> TASK GOAL
Reproduce the listing exactly and skip over any pictures.
** Start DATA TO PROCESS **
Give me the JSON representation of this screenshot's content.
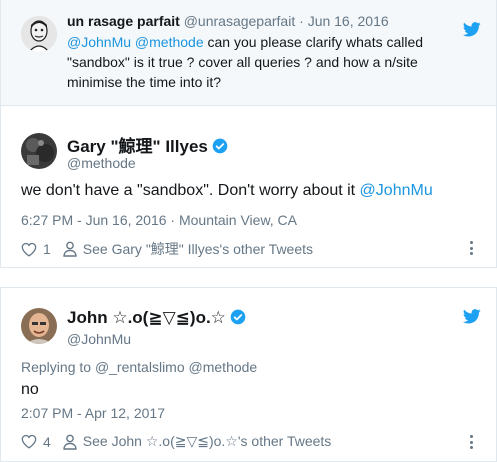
{
  "parent_tweet": {
    "author_name": "un rasage parfait",
    "author_handle": "@unrasageparfait",
    "separator": "·",
    "date": "Jun 16, 2016",
    "mentions": "@JohnMu @methode",
    "text": " can you please clarify whats called \"sandbox\" is it true ? cover all queries ? and how a n/site minimise the time into it?"
  },
  "reply_gary": {
    "display_name": "Gary \"鯨理\" Illyes",
    "handle": "@methode",
    "text_before": "we don't have a \"sandbox\". Don't worry about it ",
    "text_mention": "@JohnMu",
    "timestamp": "6:27 PM - Jun 16, 2016 · Mountain View, CA",
    "like_count": "1",
    "other_tweets_link": "See Gary \"鯨理\" Illyes's other Tweets"
  },
  "reply_john": {
    "display_name": "John ☆.o(≧▽≦)o.☆",
    "handle": "@JohnMu",
    "replying_prefix": "Replying to ",
    "replying_to": "@_rentalslimo @methode",
    "text": "no",
    "timestamp": "2:07 PM - Apr 12, 2017",
    "like_count": "4",
    "other_tweets_link": "See John ☆.o(≧▽≦)o.☆'s other Tweets"
  },
  "colors": {
    "twitter_blue": "#1da1f2",
    "link_blue": "#1b95e0",
    "muted_gray": "#657786",
    "border": "#e1e8ed",
    "parent_bg": "#f5f8fa"
  },
  "icons": [
    "twitter-bird-icon",
    "verified-badge-icon",
    "heart-icon",
    "person-icon",
    "more-options-icon"
  ]
}
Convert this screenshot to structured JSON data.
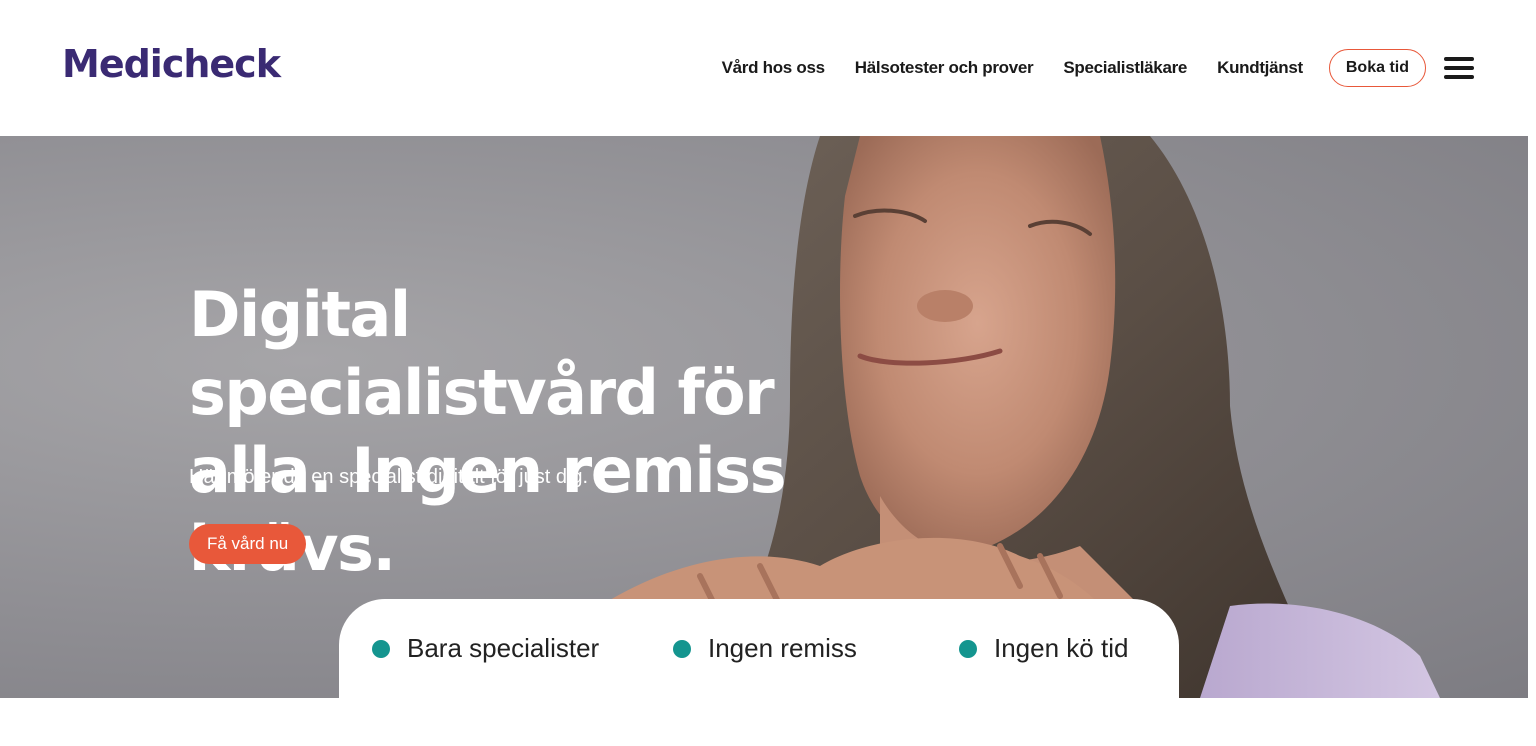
{
  "brand": {
    "logo_text": "Medicheck"
  },
  "nav": {
    "links": [
      "Vård hos oss",
      "Hälsotester och prover",
      "Specialistläkare",
      "Kundtjänst"
    ],
    "book_label": "Boka tid",
    "menu_icon": "hamburger-icon"
  },
  "hero": {
    "title": "Digital specialistvård för alla. Ingen remiss krävs.",
    "subtitle": "Här möter du en specialist digitalt för just dig.",
    "cta_label": "Få vård nu",
    "image": "woman-eyes-closed-hands-on-neck"
  },
  "usps": [
    "Bara specialister",
    "Ingen remiss",
    "Ingen kö tid"
  ],
  "colors": {
    "brand_purple": "#3a2a73",
    "accent_orange": "#e8583a",
    "bullet_teal": "#14958f"
  }
}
** End DATA TO PROCESS **
> TASK SOLUTION
Give me the JSON representation of this screenshot's content.
{
  "parent_tweet": {
    "author_name": "un rasage parfait",
    "author_handle": "@unrasageparfait",
    "separator": "·",
    "date": "Jun 16, 2016",
    "mentions": "@JohnMu @methode",
    "text": " can you please clarify whats called \"sandbox\" is it true ? cover all queries ? and how a n/site minimise the time into it?"
  },
  "reply_gary": {
    "display_name": "Gary \"鯨理\" Illyes",
    "handle": "@methode",
    "text_before": "we don't have a \"sandbox\". Don't worry about it ",
    "text_mention": "@JohnMu",
    "timestamp": "6:27 PM - Jun 16, 2016 · Mountain View, CA",
    "like_count": "1",
    "other_tweets_link": "See Gary \"鯨理\" Illyes's other Tweets"
  },
  "reply_john": {
    "display_name": "John ☆.o(≧▽≦)o.☆",
    "handle": "@JohnMu",
    "replying_prefix": "Replying to ",
    "replying_to": "@_rentalslimo @methode",
    "text": "no",
    "timestamp": "2:07 PM - Apr 12, 2017",
    "like_count": "4",
    "other_tweets_link": "See John ☆.o(≧▽≦)o.☆'s other Tweets"
  },
  "colors": {
    "twitter_blue": "#1da1f2",
    "link_blue": "#1b95e0",
    "muted_gray": "#657786",
    "border": "#e1e8ed",
    "parent_bg": "#f5f8fa"
  },
  "icons": [
    "twitter-bird-icon",
    "verified-badge-icon",
    "heart-icon",
    "person-icon",
    "more-options-icon"
  ]
}
Convert this screenshot to structured JSON data.
{
  "brand": {
    "logo_text": "Medicheck"
  },
  "nav": {
    "links": [
      "Vård hos oss",
      "Hälsotester och prover",
      "Specialistläkare",
      "Kundtjänst"
    ],
    "book_label": "Boka tid",
    "menu_icon": "hamburger-icon"
  },
  "hero": {
    "title": "Digital specialistvård för alla. Ingen remiss krävs.",
    "subtitle": "Här möter du en specialist digitalt för just dig.",
    "cta_label": "Få vård nu",
    "image": "woman-eyes-closed-hands-on-neck"
  },
  "usps": [
    "Bara specialister",
    "Ingen remiss",
    "Ingen kö tid"
  ],
  "colors": {
    "brand_purple": "#3a2a73",
    "accent_orange": "#e8583a",
    "bullet_teal": "#14958f"
  }
}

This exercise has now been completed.